## Start MATERIALS PROVIDED

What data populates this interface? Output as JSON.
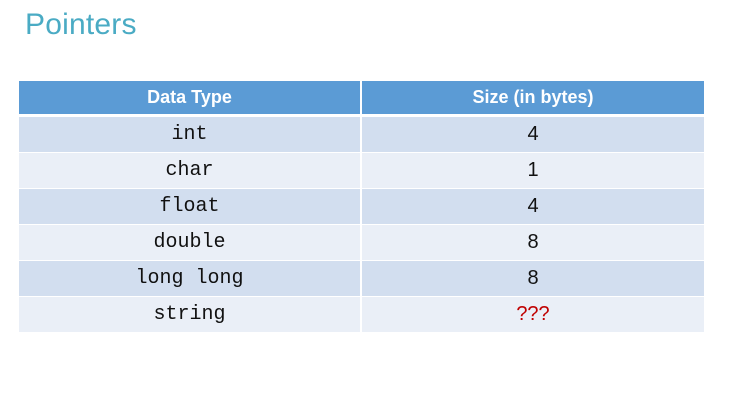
{
  "slide": {
    "title": "Pointers"
  },
  "table": {
    "headers": {
      "type": "Data Type",
      "size": "Size (in bytes)"
    },
    "rows": [
      {
        "type": "int",
        "size": "4"
      },
      {
        "type": "char",
        "size": "1"
      },
      {
        "type": "float",
        "size": "4"
      },
      {
        "type": "double",
        "size": "8"
      },
      {
        "type": "long long",
        "size": "8"
      },
      {
        "type": "string",
        "size": "???"
      }
    ]
  },
  "colors": {
    "title": "#4aabc4",
    "header_bg": "#5b9bd5",
    "row_band_dark": "#d2deef",
    "row_band_light": "#eaeff7",
    "unknown_value": "#c00000"
  }
}
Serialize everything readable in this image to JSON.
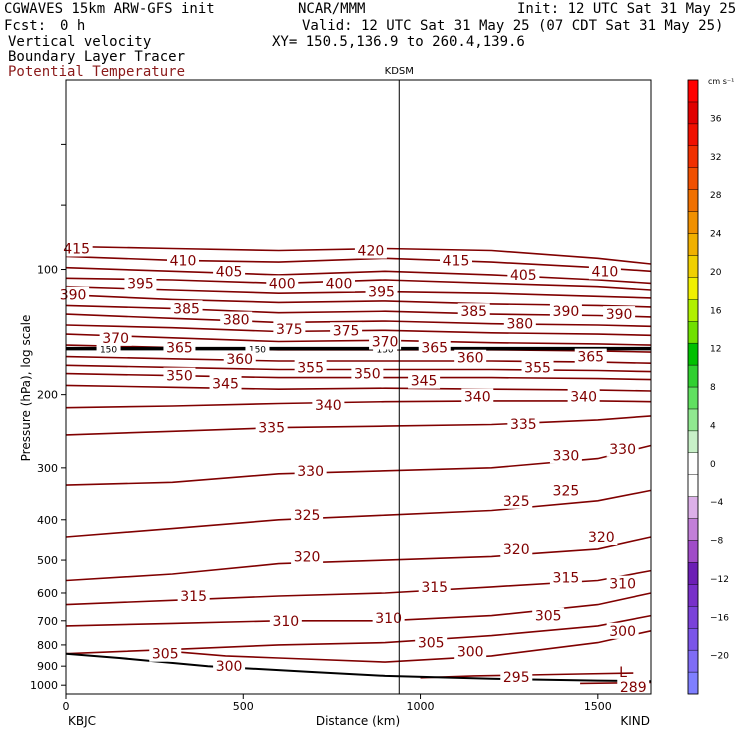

## End MATERIALS PROVIDED

**WHAT YOU ARE ASKED TO DO**
Reproduce the full material exactly, excluding the pictures.

**OUTPUT**
What data populates this interface? Output as JSON.
{
  "slide": {
    "title": "Pointers"
  },
  "table": {
    "headers": {
      "type": "Data Type",
      "size": "Size (in bytes)"
    },
    "rows": [
      {
        "type": "int",
        "size": "4"
      },
      {
        "type": "char",
        "size": "1"
      },
      {
        "type": "float",
        "size": "4"
      },
      {
        "type": "double",
        "size": "8"
      },
      {
        "type": "long long",
        "size": "8"
      },
      {
        "type": "string",
        "size": "???"
      }
    ]
  },
  "colors": {
    "title": "#4aabc4",
    "header_bg": "#5b9bd5",
    "row_band_dark": "#d2deef",
    "row_band_light": "#eaeff7",
    "unknown_value": "#c00000"
  }
}
Serialize everything readable in this image to JSON.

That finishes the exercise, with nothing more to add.